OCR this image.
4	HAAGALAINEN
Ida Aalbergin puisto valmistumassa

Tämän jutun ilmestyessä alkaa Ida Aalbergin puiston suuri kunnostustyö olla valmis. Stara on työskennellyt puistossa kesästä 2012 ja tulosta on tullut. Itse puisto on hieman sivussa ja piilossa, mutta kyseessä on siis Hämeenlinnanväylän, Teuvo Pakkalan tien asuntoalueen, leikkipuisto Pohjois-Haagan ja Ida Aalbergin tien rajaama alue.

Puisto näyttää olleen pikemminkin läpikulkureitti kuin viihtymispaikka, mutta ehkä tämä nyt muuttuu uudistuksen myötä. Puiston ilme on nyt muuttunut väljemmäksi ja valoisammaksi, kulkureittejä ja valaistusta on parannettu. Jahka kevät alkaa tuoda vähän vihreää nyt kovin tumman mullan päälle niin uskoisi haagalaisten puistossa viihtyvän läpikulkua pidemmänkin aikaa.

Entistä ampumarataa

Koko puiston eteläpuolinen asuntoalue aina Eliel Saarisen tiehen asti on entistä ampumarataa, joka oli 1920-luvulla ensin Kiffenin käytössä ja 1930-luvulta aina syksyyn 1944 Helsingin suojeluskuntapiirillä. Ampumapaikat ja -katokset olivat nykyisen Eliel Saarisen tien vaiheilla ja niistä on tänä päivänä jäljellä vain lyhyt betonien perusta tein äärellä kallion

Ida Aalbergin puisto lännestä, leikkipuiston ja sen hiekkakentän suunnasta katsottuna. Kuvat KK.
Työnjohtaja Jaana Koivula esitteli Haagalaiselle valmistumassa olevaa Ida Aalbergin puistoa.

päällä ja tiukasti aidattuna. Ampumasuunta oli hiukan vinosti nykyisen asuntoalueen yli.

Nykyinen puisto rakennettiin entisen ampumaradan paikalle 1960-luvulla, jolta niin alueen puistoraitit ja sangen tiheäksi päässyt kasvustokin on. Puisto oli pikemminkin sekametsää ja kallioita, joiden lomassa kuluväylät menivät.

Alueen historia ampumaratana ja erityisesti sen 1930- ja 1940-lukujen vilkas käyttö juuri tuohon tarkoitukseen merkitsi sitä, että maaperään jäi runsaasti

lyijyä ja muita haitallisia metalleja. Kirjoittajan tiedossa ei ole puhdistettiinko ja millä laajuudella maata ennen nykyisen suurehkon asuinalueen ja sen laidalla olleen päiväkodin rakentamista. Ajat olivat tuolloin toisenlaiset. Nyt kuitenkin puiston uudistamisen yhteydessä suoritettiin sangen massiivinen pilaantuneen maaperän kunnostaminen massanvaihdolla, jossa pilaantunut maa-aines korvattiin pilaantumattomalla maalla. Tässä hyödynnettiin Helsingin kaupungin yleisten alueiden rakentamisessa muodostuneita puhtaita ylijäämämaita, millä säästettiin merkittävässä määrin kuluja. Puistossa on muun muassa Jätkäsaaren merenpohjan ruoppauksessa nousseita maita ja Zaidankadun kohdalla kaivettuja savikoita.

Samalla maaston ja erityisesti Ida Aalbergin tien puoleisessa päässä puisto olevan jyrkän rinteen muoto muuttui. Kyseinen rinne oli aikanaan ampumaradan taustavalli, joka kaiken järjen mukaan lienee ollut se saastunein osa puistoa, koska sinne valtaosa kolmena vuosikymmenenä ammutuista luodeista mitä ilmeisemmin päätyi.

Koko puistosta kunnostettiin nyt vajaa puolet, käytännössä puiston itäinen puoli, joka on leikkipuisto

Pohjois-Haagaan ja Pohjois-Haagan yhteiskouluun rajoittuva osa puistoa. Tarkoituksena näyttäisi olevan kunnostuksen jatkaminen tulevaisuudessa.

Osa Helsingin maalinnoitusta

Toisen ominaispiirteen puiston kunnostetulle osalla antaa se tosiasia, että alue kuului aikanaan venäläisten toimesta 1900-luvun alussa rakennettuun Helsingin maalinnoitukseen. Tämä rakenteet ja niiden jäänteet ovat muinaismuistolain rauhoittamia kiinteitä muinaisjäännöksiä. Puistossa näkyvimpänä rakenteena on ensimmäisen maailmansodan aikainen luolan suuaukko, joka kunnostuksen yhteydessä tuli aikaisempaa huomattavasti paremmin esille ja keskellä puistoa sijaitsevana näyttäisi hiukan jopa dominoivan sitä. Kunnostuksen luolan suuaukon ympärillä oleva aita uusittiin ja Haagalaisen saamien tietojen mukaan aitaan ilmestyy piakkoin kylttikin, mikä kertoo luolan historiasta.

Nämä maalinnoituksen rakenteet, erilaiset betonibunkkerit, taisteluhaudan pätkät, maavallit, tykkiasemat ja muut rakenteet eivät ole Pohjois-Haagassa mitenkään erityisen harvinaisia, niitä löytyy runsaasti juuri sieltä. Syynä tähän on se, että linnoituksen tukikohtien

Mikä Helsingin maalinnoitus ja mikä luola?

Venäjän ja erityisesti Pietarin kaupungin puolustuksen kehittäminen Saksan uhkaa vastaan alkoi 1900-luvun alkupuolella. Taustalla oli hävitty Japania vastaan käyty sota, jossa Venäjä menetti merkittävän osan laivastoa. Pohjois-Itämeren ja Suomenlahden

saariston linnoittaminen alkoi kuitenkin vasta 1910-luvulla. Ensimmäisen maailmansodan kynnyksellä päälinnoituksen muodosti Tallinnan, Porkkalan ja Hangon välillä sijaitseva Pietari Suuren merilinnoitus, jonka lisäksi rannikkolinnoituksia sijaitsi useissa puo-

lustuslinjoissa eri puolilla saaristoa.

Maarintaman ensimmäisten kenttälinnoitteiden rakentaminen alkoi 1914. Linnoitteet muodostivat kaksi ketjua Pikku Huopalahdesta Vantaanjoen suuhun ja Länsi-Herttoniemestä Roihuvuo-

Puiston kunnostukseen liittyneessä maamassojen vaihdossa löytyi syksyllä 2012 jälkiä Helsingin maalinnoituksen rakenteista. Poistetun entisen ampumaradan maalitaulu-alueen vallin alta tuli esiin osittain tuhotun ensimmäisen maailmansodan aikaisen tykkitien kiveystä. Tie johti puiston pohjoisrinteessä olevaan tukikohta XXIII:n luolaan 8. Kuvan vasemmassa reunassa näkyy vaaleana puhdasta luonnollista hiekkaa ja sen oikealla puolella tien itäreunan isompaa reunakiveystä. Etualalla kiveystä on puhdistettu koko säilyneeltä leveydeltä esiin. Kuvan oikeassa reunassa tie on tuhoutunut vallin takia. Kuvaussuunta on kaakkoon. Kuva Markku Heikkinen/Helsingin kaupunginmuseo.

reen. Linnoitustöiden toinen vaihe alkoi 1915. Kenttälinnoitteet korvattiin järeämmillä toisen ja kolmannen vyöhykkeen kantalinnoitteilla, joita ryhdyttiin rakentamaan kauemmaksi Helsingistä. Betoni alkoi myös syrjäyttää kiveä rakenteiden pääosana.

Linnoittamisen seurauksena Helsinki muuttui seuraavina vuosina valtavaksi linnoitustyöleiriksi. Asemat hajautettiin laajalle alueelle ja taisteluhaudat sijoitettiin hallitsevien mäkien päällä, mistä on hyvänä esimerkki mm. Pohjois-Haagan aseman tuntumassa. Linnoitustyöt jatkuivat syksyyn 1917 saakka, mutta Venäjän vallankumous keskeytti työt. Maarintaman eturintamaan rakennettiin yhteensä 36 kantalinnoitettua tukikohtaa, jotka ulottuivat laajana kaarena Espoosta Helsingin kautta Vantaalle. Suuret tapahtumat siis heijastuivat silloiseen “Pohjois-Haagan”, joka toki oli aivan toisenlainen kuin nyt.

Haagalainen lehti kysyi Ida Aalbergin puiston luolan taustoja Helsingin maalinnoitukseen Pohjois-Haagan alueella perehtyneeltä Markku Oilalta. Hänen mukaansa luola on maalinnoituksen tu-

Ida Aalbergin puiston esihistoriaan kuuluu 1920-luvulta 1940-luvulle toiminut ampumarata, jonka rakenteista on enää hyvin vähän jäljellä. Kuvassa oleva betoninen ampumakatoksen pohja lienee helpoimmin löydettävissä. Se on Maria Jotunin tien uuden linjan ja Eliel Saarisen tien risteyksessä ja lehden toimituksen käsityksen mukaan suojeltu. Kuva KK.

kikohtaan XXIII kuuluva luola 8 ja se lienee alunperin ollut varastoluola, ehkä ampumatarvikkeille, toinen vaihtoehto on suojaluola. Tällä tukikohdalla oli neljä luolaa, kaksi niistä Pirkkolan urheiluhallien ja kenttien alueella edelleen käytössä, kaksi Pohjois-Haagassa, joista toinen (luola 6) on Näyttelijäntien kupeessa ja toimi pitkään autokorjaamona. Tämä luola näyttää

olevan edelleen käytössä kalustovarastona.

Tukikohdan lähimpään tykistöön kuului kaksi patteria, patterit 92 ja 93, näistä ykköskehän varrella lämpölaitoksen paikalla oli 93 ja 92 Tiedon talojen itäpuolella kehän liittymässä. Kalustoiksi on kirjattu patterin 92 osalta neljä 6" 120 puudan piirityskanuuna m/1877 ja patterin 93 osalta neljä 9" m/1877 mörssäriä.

* * * * *

_Task statement_
Copy every line that includes the string "valmistumassa" from the material above.

_Exercise response_
Ida Aalbergin puisto valmistumassa
Työnjohtaja Jaana Koivula esitteli Haagalaiselle valmistumassa olevaa Ida Aalbergin puistoa.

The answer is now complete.